> EXERCISE DIRECTIONS
Listed below are entries; give the number of lines among them that include "malade", and only that number.

-- start of DATA SUPPLIED --

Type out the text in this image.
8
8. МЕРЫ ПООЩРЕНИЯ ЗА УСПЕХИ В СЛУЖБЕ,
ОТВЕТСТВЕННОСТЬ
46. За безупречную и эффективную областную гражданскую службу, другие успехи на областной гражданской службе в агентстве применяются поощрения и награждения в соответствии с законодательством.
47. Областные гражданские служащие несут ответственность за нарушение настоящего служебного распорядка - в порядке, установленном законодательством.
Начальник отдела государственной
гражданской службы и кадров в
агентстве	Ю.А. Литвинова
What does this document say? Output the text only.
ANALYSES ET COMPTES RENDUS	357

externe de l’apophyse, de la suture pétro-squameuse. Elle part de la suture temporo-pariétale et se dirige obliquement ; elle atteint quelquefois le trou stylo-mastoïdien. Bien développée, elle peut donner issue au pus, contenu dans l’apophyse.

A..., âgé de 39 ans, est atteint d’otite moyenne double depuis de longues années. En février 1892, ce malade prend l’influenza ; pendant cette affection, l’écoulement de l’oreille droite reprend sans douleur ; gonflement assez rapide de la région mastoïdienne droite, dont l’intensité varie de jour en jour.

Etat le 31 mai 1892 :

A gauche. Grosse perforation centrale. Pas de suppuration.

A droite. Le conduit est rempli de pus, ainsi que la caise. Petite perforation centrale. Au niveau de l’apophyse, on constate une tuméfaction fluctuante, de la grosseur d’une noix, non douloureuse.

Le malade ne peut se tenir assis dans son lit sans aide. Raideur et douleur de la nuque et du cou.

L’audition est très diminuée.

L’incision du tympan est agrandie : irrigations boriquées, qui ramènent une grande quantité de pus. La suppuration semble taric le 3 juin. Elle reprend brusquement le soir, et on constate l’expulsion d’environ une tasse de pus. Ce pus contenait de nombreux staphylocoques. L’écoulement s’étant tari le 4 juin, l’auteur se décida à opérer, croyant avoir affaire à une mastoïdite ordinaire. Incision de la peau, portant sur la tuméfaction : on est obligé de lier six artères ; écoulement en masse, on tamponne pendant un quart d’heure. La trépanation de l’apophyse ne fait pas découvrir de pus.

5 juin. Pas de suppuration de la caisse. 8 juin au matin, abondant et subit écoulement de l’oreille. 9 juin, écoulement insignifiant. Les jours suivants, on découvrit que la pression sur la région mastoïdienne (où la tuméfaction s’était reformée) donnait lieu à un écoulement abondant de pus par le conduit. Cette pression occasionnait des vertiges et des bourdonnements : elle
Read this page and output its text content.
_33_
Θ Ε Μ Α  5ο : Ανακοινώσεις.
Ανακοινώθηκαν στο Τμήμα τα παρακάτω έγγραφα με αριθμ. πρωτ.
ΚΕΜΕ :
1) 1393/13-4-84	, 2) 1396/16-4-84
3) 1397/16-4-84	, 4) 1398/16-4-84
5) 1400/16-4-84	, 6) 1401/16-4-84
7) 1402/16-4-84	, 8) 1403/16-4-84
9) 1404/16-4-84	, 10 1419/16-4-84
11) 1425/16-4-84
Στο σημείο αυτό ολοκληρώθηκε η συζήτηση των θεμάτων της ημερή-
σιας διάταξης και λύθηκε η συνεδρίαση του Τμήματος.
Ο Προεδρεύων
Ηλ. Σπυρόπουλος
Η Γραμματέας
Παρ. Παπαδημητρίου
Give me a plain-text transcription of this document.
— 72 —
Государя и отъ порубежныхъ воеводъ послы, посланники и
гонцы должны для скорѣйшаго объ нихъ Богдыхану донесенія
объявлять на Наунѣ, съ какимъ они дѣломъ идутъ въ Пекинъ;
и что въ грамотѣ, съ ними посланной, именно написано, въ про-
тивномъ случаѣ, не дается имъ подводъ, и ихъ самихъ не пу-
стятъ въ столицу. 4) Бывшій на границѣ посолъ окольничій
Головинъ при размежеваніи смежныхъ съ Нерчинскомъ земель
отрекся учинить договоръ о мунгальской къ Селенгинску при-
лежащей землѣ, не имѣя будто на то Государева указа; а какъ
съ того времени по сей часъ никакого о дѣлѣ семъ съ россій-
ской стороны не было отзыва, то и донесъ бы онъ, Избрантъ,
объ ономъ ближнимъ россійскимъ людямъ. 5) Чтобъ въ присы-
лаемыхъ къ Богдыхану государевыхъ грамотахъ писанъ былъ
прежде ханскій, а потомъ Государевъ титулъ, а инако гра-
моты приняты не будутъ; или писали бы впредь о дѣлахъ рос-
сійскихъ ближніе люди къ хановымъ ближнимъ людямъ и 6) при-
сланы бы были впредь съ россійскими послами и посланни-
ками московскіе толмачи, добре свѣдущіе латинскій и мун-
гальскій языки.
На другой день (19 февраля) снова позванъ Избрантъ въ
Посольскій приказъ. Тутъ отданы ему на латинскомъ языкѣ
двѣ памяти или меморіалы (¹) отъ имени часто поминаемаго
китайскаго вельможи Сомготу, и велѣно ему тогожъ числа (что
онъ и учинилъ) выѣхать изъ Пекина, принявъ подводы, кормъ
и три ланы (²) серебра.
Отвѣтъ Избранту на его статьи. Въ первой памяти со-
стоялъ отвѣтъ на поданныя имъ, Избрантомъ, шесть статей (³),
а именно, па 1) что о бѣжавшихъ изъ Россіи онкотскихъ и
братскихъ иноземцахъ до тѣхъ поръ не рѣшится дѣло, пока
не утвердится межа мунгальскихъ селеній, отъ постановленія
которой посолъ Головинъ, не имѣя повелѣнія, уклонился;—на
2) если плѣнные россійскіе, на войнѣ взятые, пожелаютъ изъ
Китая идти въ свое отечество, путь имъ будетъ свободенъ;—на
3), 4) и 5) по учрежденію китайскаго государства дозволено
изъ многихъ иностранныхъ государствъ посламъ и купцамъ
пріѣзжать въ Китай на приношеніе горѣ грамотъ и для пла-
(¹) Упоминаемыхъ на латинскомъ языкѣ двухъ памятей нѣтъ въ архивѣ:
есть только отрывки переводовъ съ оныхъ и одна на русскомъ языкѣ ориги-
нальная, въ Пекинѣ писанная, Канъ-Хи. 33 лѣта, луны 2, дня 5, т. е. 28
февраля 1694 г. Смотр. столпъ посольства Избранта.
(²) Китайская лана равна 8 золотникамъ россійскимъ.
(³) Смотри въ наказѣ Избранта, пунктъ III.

-- end of DATA SUPPLIED --

> WRITTEN RESPONSE
2